Working data:
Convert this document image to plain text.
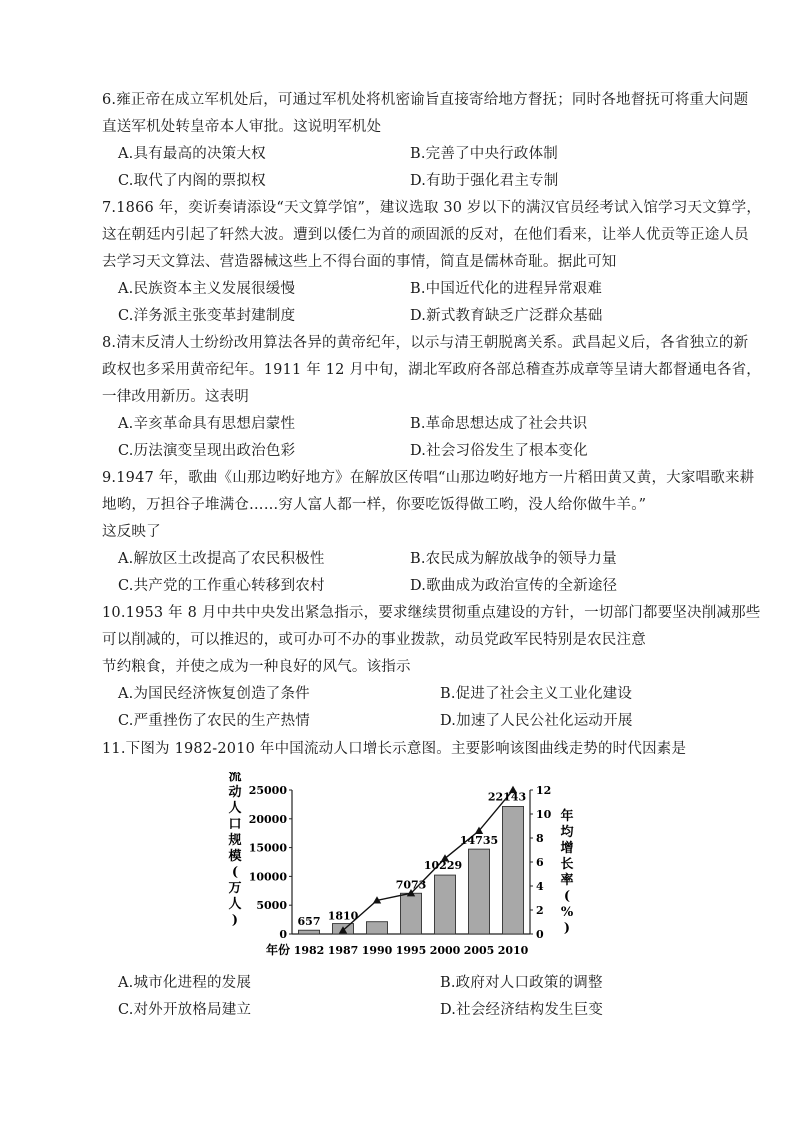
6.雍正帝在成立军机处后，可通过军机处将机密谕旨直接寄给地方督抚；同时各地督抚可将重大问题
直送军机处转皇帝本人审批。这说明军机处
A.具有最高的决策大权	B.完善了中央行政体制
C.取代了内阁的票拟权	D.有助于强化君主专制
7.1866 年，奕䜣奏请添设“天文算学馆”，建议选取 30 岁以下的满汉官员经考试入馆学习天文算学，
这在朝廷内引起了轩然大波。遭到以倭仁为首的顽固派的反对，在他们看来，让举人优贡等正途人员
去学习天文算法、营造器械这些上不得台面的事情，简直是儒林奇耻。据此可知
A.民族资本主义发展很缓慢	B.中国近代化的进程异常艰难
C.洋务派主张变革封建制度	D.新式教育缺乏广泛群众基础
8.清末反清人士纷纷改用算法各异的黄帝纪年，以示与清王朝脱离关系。武昌起义后，各省独立的新
政权也多采用黄帝纪年。1911 年 12 月中旬，湖北军政府各部总稽查苏成章等呈请大都督通电各省，
一律改用新历。这表明
A.辛亥革命具有思想启蒙性	B.革命思想达成了社会共识
C.历法演变呈现出政治色彩	D.社会习俗发生了根本变化
9.1947 年，歌曲《山那边哟好地方》在解放区传唱“山那边哟好地方一片稻田黄又黄，大家唱歌来耕
地哟，万担谷子堆满仓……穷人富人都一样，你要吃饭得做工哟，没人给你做牛羊。”
这反映了
A.解放区土改提高了农民积极性	B.农民成为解放战争的领导力量
C.共产党的工作重心转移到农村	D.歌曲成为政治宣传的全新途径
10.1953 年 8 月中共中央发出紧急指示，要求继续贯彻重点建设的方针，一切部门都要坚决削减那些
可以削减的，可以推迟的，或可办可不办的事业拨款，动员党政军民特别是农民注意
节约粮食，并使之成为一种良好的风气。该指示
A.为国民经济恢复创造了条件	B.促进了社会主义工业化建设
C.严重挫伤了农民的生产热情	D.加速了人民公社化运动开展
11.下图为 1982-2010 年中国流动人口增长示意图。主要影响该图曲线走势的时代因素是
流
动
人
口
规
模
(
万
人
)
年
均
增
长
率
(
%
)
657 1810
7073
10229
14735
22143
0
5000
10000
15000
20000
25000
0
2
4
6
8
10
12
1982 1987 1990 1995 2000 2005 2010
年份
A.城市化进程的发展	B.政府对人口政策的调整
C.对外开放格局建立	D.社会经济结构发生巨变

Exercise objective: Set down the material above as is, without any pictures.

Written solution:
Convert this document image to plain text.
6.雍正帝在成立军机处后，可通过军机处将机密谕旨直接寄给地方督抚；同时各地督抚可将重大问题
直送军机处转皇帝本人审批。这说明军机处
A.具有最高的决策大权	B.完善了中央行政体制
C.取代了内阁的票拟权	D.有助于强化君主专制
7.1866 年，奕䜣奏请添设“天文算学馆”，建议选取 30 岁以下的满汉官员经考试入馆学习天文算学，
这在朝廷内引起了轩然大波。遭到以倭仁为首的顽固派的反对，在他们看来，让举人优贡等正途人员
去学习天文算法、营造器械这些上不得台面的事情，简直是儒林奇耻。据此可知
A.民族资本主义发展很缓慢	B.中国近代化的进程异常艰难
C.洋务派主张变革封建制度	D.新式教育缺乏广泛群众基础
8.清末反清人士纷纷改用算法各异的黄帝纪年，以示与清王朝脱离关系。武昌起义后，各省独立的新
政权也多采用黄帝纪年。1911 年 12 月中旬，湖北军政府各部总稽查苏成章等呈请大都督通电各省，
一律改用新历。这表明
A.辛亥革命具有思想启蒙性	B.革命思想达成了社会共识
C.历法演变呈现出政治色彩	D.社会习俗发生了根本变化
9.1947 年，歌曲《山那边哟好地方》在解放区传唱“山那边哟好地方一片稻田黄又黄，大家唱歌来耕
地哟，万担谷子堆满仓……穷人富人都一样，你要吃饭得做工哟，没人给你做牛羊。”
这反映了
A.解放区土改提高了农民积极性	B.农民成为解放战争的领导力量
C.共产党的工作重心转移到农村	D.歌曲成为政治宣传的全新途径
10.1953 年 8 月中共中央发出紧急指示，要求继续贯彻重点建设的方针，一切部门都要坚决削减那些
可以削减的，可以推迟的，或可办可不办的事业拨款，动员党政军民特别是农民注意
节约粮食，并使之成为一种良好的风气。该指示
A.为国民经济恢复创造了条件	B.促进了社会主义工业化建设
C.严重挫伤了农民的生产热情	D.加速了人民公社化运动开展
11.下图为 1982-2010 年中国流动人口增长示意图。主要影响该图曲线走势的时代因素是
流
动
人
口
规
模
(
万
人
)
年
均
增
长
率
(
%
)
657 1810
7073
10229
14735
22143
0
5000
10000
15000
20000
25000
0
2
4
6
8
10
12
1982 1987 1990 1995 2000 2005 2010
年份
A.城市化进程的发展	B.政府对人口政策的调整
C.对外开放格局建立	D.社会经济结构发生巨变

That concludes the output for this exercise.